Supplied data:
— START —

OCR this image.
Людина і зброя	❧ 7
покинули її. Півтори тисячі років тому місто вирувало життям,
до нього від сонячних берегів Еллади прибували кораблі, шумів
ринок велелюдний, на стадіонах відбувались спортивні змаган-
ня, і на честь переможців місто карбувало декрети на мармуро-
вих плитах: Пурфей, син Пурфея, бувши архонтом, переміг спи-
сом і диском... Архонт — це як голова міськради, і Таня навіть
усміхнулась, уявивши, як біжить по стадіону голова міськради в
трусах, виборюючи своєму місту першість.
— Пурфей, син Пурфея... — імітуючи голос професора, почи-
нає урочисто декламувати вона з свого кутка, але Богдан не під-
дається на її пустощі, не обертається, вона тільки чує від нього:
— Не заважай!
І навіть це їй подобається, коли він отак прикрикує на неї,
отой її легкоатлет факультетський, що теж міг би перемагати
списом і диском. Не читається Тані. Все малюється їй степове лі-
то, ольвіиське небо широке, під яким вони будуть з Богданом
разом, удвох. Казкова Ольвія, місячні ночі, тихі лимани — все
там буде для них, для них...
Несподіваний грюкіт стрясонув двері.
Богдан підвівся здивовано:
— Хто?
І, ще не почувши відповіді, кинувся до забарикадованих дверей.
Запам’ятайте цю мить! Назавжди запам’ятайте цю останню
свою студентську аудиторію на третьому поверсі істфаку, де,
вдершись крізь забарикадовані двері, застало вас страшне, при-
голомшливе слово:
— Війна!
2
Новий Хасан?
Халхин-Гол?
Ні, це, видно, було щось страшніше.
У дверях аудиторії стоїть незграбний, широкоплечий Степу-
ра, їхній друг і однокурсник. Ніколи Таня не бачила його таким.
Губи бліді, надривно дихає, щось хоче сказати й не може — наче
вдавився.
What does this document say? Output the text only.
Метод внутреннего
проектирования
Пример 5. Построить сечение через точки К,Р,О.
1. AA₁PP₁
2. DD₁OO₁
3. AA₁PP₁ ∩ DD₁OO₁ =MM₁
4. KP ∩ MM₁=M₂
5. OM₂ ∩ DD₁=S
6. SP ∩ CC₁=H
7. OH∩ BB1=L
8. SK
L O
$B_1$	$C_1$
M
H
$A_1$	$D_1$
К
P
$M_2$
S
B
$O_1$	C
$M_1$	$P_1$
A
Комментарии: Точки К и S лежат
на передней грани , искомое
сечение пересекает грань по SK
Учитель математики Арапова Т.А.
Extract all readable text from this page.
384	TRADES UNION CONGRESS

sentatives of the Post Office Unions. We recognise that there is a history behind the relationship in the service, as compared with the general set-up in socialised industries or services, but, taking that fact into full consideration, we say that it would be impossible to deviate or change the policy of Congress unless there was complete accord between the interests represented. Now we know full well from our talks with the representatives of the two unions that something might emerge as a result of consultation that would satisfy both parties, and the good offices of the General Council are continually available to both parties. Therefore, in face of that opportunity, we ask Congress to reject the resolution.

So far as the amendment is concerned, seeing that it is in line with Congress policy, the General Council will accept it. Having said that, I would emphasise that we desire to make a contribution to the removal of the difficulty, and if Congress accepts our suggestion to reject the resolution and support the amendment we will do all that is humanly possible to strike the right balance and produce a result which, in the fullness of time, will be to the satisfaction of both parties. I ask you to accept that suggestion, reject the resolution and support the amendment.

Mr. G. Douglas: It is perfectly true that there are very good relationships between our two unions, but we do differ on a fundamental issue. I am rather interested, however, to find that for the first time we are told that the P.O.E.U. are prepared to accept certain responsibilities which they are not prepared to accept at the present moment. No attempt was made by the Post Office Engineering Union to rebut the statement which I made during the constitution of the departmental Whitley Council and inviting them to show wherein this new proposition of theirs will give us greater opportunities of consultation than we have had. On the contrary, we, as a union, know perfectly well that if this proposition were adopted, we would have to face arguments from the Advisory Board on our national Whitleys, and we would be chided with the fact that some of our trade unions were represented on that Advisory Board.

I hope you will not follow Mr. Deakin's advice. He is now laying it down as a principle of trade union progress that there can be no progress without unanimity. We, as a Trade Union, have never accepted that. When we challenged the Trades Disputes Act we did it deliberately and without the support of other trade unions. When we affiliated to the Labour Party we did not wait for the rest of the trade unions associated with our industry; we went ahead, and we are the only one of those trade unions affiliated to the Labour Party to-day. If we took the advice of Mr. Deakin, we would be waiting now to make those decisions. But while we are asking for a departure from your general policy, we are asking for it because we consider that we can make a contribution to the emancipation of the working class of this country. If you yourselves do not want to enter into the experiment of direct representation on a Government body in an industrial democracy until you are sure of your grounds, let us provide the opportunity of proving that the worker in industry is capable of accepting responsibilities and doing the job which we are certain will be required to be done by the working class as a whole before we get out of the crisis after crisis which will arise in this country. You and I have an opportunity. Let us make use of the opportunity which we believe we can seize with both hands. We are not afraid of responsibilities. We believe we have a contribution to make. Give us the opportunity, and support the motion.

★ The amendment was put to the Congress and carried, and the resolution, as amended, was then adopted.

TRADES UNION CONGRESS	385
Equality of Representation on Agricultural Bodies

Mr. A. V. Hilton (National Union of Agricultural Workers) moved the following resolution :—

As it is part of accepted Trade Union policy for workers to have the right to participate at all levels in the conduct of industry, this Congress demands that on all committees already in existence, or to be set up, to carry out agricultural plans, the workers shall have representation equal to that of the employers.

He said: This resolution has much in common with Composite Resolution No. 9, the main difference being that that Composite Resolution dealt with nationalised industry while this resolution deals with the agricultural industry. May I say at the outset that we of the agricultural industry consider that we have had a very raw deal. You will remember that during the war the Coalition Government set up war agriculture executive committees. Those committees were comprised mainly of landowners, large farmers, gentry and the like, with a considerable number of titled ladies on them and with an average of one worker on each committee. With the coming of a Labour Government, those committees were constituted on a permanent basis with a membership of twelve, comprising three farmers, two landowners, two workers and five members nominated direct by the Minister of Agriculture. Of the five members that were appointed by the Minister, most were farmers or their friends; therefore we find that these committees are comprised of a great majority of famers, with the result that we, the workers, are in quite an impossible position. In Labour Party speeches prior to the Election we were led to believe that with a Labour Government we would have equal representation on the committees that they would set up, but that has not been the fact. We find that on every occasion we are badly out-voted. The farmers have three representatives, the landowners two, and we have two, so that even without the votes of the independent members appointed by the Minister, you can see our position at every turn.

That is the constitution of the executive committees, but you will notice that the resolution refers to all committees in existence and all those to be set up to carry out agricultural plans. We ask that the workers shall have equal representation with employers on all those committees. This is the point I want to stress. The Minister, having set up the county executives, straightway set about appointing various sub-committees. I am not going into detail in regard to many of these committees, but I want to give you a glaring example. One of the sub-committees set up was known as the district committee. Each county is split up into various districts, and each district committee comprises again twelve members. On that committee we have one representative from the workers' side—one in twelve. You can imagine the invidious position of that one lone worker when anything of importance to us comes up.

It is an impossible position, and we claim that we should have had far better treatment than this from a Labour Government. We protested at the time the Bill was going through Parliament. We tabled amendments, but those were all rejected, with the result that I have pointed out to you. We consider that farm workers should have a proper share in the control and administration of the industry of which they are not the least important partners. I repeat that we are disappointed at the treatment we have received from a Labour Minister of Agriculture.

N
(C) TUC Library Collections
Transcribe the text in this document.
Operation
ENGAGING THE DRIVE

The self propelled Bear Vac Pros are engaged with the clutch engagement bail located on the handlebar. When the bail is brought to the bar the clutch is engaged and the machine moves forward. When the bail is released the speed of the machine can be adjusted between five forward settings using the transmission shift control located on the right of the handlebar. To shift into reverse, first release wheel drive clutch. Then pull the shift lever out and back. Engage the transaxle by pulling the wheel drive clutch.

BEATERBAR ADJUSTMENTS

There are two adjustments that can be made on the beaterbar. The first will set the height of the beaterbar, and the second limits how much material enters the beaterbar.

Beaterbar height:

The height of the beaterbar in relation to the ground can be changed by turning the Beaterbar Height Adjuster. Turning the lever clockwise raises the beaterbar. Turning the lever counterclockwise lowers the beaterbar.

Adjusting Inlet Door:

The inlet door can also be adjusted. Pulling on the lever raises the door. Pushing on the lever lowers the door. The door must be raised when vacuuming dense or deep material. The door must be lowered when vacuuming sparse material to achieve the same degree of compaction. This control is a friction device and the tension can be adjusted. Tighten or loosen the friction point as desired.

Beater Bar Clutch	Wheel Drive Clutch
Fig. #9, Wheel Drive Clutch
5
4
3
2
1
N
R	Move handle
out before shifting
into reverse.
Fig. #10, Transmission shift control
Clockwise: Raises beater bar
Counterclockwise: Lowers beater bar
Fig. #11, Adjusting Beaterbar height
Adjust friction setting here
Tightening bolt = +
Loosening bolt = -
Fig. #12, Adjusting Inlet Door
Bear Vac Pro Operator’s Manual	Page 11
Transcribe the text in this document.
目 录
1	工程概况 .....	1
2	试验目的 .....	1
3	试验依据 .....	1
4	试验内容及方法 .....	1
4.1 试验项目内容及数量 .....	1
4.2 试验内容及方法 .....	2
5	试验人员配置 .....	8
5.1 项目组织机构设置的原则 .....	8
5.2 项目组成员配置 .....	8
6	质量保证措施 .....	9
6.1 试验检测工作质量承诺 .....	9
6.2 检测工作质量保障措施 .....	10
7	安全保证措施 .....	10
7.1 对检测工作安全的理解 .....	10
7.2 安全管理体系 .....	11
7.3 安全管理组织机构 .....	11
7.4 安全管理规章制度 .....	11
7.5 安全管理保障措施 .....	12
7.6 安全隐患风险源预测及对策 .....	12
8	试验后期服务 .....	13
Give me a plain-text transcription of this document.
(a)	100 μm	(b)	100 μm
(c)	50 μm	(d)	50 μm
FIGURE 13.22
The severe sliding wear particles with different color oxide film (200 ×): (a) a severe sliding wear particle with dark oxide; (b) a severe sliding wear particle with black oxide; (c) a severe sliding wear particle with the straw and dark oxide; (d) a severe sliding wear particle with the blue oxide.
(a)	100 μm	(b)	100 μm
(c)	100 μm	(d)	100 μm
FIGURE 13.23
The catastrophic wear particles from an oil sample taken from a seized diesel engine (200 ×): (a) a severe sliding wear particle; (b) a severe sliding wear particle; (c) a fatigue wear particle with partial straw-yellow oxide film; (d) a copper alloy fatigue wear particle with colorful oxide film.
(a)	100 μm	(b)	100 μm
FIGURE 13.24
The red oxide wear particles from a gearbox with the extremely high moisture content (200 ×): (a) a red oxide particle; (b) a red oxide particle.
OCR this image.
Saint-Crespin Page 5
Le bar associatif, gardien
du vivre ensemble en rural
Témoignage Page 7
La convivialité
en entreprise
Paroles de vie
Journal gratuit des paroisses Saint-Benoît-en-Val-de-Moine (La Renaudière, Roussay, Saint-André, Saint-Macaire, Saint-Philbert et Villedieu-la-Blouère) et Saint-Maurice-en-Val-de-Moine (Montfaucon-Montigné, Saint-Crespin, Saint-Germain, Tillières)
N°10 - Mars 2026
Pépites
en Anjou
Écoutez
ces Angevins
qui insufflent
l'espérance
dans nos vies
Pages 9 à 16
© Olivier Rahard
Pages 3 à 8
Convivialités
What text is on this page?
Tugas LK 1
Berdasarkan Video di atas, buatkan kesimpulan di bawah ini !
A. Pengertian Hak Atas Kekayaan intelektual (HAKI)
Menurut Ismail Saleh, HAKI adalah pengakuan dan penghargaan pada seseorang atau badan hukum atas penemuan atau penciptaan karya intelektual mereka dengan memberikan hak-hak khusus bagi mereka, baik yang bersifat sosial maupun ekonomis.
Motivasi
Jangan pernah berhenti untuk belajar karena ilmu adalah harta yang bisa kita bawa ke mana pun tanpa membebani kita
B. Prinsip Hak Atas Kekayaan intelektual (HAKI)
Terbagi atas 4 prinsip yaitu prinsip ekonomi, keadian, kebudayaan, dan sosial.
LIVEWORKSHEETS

— END —

Requirement: Pull out all lines containing "sosial".

Output:
Menurut Ismail Saleh, HAKI adalah pengakuan dan penghargaan pada seseorang atau badan hukum atas penemuan atau penciptaan karya intelektual mereka dengan memberikan hak-hak khusus bagi mereka, baik yang bersifat sosial maupun ekonomis.
Terbagi atas 4 prinsip yaitu prinsip ekonomi, keadian, kebudayaan, dan sosial.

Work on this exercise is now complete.